Set task:
Reproduce exactly the lines beginning with the line that contains "Convert this screenshot" and ending at the final line of the material below.
[Entries supplied start]
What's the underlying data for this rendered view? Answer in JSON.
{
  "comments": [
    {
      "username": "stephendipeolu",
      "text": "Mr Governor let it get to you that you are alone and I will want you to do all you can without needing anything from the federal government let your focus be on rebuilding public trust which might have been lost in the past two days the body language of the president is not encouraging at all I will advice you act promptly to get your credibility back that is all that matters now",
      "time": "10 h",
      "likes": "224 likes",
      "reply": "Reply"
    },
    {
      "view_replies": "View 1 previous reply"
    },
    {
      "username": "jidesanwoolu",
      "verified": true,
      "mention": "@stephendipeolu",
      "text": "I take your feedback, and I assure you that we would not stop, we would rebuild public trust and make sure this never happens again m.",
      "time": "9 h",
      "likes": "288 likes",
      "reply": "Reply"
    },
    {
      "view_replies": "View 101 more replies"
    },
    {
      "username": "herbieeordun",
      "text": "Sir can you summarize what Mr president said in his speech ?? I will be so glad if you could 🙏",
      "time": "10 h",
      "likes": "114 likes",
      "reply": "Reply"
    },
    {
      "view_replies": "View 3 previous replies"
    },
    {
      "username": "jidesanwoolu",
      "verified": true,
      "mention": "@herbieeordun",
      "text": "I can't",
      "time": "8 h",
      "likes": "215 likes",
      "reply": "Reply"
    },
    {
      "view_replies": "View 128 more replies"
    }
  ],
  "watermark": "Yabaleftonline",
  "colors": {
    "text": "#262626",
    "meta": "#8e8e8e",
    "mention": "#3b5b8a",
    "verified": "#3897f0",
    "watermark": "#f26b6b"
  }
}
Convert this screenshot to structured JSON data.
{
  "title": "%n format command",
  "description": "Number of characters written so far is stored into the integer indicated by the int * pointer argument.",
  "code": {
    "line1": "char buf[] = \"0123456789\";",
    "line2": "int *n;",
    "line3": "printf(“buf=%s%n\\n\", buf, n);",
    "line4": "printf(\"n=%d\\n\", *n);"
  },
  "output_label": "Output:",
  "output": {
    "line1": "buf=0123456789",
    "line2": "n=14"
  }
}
[Entries supplied end]
Task response:
Convert this screenshot to structured JSON data.
{
  "title": "%n format command",
  "description": "Number of characters written so far is stored into the integer indicated by the int * pointer argument.",
  "code": {
    "line1": "char buf[] = \"0123456789\";",
    "line2": "int *n;",
    "line3": "printf(“buf=%s%n\\n\", buf, n);",
    "line4": "printf(\"n=%d\\n\", *n);"
  },
  "output_label": "Output:",
  "output": {
    "line1": "buf=0123456789",
    "line2": "n=14"
  }
}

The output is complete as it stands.